Instructions to follow:
Please explain why the herbicide passage below tells readers to check the product label and follow its rate before applying. Answer in one to three sentences.

Supplied passage:
= = =

The mention of any brand name product is not, and should not be construed as an endorsement for that product.  They are included here only for educational purposes.  Suggested rates are generalized by active ingredients.  Specific rates will vary between products.  Be sure to review the label before application and use the recommended label rate at all times.

Active Ingredients

Product Names: Accord, Aquamaster, Rodeo, Roundup, and various others  (glyphosate) + Garlon 3a, Element 3a, Vastlan (Triclopyr)

Rate:
Foliar treat: use glyphosate at 3 qts/acre with triclopyr at 1.5 – 2qts/ac, plus a non-ionic surfactant.

Time: Foliar applications should be carried out in summer or early fall.

Comments: Re-treatment may be required to achieve effective control.  This mixture is not selective and will harm grasses and other desirable vegetation.  Use care when working around desirable plants to avoid damage.  Leaves should be sprayed until wet but not dripping to achieve good control.

Product Names: Accord, Aquamaster, Rodeo, Roundup, XRT II, and various others

Rate:
Foliar treat: use 2.0% to 4.0% v/v solutions, plus 0.5%  v/v non-ionic surfactant.
Hack and Squirt: apply 1 cut for every 3 inches of stem diameter, and apply 1 ml of undiluted herbicide to each cut.

Time: Foliar application and Hack and squirt treatments should be carried out in summer or early fall.

Comments: Re-treatment may be required to achieve effective control.  Glyphosate is not selective and will harm grasses and other desirable vegetation.  Use care when working around desirable plants to avoid damage.  Leaves should be sprayed until wet but not dripping to achieve good control. Cut stems horizontally at or near ground level and immediately apply herbicide.

= = =

Dataset records:

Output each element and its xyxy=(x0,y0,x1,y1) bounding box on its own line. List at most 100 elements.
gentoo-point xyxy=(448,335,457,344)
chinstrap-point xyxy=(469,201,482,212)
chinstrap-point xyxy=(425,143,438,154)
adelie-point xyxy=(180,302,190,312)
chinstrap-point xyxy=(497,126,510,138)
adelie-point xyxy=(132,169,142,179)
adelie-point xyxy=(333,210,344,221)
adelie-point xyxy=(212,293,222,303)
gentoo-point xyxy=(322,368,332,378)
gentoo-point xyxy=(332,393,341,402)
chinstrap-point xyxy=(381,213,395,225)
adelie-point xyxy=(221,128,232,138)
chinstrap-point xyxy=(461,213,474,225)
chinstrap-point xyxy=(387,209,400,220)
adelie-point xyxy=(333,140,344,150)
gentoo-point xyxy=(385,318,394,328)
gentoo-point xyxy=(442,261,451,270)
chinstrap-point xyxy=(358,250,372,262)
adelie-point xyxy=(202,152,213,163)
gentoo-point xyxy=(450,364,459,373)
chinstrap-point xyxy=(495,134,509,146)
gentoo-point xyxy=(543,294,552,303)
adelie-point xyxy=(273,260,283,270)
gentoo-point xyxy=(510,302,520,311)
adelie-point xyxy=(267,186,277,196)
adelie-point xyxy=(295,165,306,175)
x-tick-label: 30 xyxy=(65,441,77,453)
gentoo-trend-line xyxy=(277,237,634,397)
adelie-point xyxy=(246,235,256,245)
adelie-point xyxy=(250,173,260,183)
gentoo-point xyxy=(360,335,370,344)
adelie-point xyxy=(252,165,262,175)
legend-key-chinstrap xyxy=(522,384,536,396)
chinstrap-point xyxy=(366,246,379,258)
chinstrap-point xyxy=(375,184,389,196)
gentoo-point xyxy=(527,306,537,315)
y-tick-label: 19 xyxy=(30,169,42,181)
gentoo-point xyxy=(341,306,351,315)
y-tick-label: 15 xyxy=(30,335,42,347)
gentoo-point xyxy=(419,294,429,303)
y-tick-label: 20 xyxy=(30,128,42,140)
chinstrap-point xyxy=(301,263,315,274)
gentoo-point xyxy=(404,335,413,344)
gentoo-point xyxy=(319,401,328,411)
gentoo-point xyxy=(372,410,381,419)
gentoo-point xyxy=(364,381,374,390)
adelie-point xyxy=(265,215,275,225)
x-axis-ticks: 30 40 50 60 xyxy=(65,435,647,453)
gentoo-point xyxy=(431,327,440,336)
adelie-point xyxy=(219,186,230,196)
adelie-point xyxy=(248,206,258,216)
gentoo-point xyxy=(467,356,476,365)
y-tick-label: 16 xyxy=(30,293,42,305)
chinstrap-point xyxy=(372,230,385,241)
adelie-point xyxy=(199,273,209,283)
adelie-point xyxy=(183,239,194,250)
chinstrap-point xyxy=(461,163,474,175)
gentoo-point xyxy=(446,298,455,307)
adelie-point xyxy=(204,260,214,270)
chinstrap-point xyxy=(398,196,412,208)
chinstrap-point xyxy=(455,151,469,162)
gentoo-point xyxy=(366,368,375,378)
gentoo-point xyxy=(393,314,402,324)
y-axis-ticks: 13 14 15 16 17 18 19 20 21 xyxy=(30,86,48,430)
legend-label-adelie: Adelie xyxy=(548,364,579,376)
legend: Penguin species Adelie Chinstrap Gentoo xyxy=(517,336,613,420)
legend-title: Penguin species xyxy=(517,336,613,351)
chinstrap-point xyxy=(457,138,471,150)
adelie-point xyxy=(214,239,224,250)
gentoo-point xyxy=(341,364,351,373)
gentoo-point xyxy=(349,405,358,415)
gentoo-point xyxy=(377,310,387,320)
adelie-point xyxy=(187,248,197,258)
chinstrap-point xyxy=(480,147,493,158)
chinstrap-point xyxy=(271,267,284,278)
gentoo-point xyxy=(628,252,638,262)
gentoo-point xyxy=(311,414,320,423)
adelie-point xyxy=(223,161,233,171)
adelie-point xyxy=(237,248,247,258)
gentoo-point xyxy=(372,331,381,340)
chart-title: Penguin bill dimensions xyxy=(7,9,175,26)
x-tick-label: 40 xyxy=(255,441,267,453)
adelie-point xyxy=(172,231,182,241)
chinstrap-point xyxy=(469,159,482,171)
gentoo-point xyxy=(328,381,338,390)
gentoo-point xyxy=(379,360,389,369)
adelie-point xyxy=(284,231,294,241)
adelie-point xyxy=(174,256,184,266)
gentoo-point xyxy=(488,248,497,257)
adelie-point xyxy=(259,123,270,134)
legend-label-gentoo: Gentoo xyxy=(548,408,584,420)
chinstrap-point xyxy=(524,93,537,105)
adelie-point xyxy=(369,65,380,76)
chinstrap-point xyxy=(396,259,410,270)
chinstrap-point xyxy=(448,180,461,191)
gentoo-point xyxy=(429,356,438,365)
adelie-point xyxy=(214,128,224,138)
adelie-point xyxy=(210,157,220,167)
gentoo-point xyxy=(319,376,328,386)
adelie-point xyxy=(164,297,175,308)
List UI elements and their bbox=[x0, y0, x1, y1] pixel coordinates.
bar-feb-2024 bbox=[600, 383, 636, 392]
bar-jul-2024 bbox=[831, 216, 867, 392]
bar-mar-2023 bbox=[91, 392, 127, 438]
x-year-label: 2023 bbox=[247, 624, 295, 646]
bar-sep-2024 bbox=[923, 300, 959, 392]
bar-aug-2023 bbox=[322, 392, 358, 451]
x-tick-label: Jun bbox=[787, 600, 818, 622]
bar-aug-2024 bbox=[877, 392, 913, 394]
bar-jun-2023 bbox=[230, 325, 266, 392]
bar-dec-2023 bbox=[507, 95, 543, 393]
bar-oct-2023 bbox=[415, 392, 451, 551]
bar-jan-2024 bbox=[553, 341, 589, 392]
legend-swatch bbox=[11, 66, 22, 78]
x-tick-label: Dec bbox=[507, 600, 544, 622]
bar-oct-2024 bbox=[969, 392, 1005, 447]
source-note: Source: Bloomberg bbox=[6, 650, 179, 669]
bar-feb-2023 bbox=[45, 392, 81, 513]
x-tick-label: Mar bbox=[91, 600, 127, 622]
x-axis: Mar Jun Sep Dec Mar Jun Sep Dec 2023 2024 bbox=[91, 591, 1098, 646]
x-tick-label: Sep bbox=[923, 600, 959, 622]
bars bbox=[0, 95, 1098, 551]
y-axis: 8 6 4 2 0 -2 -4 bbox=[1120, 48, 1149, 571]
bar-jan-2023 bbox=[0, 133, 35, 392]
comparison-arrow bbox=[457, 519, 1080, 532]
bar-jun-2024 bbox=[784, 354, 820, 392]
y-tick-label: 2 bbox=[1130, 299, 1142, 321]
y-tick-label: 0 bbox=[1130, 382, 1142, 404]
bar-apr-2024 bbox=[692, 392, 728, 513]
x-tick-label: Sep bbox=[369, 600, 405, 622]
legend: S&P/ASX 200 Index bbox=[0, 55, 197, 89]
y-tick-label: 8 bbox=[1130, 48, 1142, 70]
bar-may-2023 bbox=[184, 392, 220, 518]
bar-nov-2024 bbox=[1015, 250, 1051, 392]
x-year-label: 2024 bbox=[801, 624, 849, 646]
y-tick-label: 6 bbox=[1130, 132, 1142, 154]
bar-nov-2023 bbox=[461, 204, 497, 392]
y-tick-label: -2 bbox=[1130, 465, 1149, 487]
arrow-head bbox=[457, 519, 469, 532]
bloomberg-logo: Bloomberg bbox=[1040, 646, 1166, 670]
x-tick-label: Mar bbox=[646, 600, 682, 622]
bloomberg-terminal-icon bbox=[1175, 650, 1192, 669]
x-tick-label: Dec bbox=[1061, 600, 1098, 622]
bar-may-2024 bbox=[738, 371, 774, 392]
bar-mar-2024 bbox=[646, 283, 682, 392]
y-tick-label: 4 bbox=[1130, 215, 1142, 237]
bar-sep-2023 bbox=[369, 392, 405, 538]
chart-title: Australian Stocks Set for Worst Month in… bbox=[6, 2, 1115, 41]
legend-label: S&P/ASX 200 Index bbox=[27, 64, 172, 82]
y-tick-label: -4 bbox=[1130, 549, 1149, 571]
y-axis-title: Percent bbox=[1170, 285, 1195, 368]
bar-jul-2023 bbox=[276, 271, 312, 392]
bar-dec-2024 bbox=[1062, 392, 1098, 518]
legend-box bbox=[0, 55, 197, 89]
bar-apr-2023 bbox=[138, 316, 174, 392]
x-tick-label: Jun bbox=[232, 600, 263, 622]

= = =

Exercise result:
The suggested rates in the passage are generalized by active ingredient, and specific rates vary between products. That is why readers should review the label before application and always use the label's recommended rate.